--- Start ---

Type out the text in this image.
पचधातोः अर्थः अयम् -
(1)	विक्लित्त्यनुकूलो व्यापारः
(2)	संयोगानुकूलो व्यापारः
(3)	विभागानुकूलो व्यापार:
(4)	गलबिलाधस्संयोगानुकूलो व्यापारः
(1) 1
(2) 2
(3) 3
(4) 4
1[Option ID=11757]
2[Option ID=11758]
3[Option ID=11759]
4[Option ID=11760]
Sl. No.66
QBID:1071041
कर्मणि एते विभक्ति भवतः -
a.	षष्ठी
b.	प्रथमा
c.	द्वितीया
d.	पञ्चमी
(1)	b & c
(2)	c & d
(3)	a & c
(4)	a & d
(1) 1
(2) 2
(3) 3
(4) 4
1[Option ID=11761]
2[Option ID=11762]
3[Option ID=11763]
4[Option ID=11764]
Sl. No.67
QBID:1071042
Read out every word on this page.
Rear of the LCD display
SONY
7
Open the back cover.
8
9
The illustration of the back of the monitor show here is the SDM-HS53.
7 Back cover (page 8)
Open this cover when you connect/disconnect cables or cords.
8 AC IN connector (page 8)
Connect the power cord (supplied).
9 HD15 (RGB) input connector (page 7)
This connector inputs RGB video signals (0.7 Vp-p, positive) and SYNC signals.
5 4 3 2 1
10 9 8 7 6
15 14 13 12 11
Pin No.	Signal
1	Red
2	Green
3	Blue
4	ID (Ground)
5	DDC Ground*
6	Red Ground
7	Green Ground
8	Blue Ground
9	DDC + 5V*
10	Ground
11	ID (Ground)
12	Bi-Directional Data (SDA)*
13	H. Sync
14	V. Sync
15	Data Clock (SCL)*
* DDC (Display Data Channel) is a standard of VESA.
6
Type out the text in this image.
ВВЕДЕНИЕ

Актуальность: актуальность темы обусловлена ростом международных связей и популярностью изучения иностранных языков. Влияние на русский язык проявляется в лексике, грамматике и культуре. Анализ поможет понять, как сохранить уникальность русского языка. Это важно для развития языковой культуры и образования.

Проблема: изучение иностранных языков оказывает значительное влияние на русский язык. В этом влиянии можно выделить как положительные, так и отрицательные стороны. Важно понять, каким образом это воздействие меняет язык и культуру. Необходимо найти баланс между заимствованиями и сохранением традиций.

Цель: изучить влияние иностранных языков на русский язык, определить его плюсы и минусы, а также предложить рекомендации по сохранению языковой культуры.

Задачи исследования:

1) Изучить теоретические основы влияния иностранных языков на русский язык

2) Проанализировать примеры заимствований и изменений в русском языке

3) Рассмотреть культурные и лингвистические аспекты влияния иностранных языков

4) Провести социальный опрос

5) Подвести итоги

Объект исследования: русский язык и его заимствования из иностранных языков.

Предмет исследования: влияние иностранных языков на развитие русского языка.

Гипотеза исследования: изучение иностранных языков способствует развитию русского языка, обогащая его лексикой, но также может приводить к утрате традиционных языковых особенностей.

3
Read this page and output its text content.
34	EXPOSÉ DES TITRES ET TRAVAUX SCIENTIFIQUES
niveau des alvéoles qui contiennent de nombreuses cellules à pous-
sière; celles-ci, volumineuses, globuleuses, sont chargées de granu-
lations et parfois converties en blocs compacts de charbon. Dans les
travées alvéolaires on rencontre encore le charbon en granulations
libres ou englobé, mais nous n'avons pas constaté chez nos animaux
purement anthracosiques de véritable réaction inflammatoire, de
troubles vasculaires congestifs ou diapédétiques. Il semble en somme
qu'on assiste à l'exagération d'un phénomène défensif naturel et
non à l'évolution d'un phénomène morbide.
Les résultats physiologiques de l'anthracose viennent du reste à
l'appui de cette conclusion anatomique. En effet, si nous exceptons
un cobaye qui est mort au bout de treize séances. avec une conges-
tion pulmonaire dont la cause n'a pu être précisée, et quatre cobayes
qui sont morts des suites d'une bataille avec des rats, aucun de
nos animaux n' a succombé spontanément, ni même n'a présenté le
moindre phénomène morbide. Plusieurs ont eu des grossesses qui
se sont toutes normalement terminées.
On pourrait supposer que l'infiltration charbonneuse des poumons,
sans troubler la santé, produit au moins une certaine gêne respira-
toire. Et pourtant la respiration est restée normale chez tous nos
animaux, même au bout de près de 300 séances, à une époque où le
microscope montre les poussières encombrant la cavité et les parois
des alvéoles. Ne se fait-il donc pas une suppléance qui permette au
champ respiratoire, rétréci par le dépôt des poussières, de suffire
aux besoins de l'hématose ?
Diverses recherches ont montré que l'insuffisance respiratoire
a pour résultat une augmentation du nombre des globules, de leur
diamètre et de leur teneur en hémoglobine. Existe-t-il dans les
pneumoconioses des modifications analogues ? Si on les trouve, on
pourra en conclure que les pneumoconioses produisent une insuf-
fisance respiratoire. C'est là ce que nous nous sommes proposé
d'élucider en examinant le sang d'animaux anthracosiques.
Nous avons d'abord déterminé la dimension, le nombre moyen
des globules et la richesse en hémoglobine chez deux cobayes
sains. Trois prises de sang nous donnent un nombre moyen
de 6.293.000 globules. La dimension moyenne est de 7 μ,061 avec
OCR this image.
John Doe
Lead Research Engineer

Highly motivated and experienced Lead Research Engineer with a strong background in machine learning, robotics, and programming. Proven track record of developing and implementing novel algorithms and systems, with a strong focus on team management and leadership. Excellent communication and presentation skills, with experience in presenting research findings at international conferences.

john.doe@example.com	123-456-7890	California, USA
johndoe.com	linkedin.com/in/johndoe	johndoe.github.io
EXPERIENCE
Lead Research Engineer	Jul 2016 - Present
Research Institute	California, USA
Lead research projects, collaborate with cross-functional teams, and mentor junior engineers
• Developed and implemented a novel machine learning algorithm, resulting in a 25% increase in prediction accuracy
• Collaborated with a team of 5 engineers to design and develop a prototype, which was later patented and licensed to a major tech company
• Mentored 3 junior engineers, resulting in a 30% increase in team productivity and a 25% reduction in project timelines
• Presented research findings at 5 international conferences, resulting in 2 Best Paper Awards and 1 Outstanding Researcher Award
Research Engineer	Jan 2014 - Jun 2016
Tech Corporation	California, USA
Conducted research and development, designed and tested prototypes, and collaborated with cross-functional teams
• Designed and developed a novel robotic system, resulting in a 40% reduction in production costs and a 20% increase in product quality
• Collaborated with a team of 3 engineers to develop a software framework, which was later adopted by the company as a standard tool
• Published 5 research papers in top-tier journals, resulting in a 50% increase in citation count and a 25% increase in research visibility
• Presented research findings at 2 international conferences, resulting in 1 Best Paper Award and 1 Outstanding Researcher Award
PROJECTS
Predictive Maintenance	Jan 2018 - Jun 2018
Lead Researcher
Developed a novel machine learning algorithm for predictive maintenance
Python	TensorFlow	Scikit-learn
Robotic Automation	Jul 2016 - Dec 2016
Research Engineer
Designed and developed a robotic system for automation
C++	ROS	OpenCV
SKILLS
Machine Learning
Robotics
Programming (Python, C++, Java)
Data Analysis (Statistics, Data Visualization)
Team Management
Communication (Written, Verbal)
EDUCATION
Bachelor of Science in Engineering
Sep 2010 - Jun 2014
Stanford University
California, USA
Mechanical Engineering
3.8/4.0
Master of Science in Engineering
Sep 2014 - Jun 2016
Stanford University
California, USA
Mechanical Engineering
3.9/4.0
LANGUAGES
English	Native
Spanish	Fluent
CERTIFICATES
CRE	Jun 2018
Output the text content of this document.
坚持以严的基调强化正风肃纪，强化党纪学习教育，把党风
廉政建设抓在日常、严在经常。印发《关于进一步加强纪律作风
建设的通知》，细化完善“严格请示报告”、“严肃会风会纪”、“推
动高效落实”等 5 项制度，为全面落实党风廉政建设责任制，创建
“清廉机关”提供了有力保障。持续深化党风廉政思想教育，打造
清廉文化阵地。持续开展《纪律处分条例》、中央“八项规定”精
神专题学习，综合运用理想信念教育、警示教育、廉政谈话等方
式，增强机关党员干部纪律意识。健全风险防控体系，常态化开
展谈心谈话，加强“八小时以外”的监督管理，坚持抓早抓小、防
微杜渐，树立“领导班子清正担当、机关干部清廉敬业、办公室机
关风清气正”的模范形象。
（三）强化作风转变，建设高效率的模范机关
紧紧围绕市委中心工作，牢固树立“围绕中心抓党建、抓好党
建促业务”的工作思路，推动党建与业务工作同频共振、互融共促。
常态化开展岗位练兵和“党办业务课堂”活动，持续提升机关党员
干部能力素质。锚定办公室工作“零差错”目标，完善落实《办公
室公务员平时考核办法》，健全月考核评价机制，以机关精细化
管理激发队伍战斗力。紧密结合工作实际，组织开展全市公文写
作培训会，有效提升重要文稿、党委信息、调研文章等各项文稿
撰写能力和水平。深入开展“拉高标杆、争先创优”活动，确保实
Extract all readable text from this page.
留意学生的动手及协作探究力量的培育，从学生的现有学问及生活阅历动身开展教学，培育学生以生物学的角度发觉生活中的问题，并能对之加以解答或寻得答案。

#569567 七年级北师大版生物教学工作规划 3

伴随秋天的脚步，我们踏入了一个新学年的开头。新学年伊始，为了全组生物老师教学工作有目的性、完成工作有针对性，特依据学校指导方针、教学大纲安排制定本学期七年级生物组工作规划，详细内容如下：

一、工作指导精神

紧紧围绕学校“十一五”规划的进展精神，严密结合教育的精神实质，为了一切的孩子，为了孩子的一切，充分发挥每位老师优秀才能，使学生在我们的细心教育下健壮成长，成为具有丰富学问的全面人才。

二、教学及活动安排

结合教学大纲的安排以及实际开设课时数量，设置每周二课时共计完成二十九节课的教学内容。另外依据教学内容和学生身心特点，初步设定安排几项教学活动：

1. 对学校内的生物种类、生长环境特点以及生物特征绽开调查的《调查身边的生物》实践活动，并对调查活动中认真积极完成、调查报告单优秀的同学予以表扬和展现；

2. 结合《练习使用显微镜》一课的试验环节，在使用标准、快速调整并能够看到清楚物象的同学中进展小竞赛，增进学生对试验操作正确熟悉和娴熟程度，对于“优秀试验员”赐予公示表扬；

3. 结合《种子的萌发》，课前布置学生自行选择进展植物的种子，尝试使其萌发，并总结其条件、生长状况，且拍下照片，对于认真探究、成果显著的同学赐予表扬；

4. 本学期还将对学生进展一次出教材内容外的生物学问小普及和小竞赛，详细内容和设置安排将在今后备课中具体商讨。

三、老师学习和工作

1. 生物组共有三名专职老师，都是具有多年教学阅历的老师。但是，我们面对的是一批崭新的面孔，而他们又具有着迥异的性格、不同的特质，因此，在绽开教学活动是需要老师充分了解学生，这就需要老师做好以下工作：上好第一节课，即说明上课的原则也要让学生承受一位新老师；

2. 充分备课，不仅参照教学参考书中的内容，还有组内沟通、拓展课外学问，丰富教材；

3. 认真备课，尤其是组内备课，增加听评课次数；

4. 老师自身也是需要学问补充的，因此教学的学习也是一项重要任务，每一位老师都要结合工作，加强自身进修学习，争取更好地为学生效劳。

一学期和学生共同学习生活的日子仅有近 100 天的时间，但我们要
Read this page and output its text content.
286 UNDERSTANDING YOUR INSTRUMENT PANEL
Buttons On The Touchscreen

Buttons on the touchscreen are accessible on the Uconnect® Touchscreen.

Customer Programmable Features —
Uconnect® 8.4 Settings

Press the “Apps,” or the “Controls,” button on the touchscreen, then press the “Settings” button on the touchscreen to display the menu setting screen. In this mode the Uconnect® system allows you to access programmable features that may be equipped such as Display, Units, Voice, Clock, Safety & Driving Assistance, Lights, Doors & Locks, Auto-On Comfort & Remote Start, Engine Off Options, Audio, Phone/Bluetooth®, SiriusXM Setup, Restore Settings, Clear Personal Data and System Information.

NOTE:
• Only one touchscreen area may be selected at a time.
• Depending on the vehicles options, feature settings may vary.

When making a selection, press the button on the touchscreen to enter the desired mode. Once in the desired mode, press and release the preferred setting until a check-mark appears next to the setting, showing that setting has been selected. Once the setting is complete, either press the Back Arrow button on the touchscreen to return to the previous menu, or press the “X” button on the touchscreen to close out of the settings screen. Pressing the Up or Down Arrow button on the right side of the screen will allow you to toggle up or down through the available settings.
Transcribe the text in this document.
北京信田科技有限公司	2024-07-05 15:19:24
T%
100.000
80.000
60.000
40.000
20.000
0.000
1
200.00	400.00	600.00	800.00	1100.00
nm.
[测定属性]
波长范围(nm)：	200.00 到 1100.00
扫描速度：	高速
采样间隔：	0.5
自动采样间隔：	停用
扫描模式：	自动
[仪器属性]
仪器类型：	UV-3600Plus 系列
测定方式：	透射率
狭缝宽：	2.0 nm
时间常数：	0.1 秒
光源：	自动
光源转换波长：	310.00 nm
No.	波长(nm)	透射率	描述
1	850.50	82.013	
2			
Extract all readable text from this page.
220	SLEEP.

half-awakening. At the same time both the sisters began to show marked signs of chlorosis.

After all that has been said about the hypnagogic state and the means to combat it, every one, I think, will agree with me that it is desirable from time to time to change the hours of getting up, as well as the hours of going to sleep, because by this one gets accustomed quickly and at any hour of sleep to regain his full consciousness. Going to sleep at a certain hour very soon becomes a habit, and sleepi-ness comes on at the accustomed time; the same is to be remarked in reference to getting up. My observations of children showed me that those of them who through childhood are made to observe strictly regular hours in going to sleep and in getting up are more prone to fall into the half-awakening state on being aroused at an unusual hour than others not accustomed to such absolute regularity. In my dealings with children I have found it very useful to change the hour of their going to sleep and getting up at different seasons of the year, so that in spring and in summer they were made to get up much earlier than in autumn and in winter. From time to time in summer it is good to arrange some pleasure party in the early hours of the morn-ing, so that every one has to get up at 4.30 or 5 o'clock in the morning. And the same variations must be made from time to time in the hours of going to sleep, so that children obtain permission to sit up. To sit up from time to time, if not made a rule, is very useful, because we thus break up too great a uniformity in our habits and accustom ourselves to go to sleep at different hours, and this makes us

--- End ---

Each line that holds the word "respiratoire" should be extracted from the records.

**THE OUTPUT**
champ respiratoire, rétréci par le dépôt des poussières, de suffire
Diverses recherches ont montré que l'insuffisance respiratoire
fisance respiratoire. C'est là ce que nous nous sommes proposé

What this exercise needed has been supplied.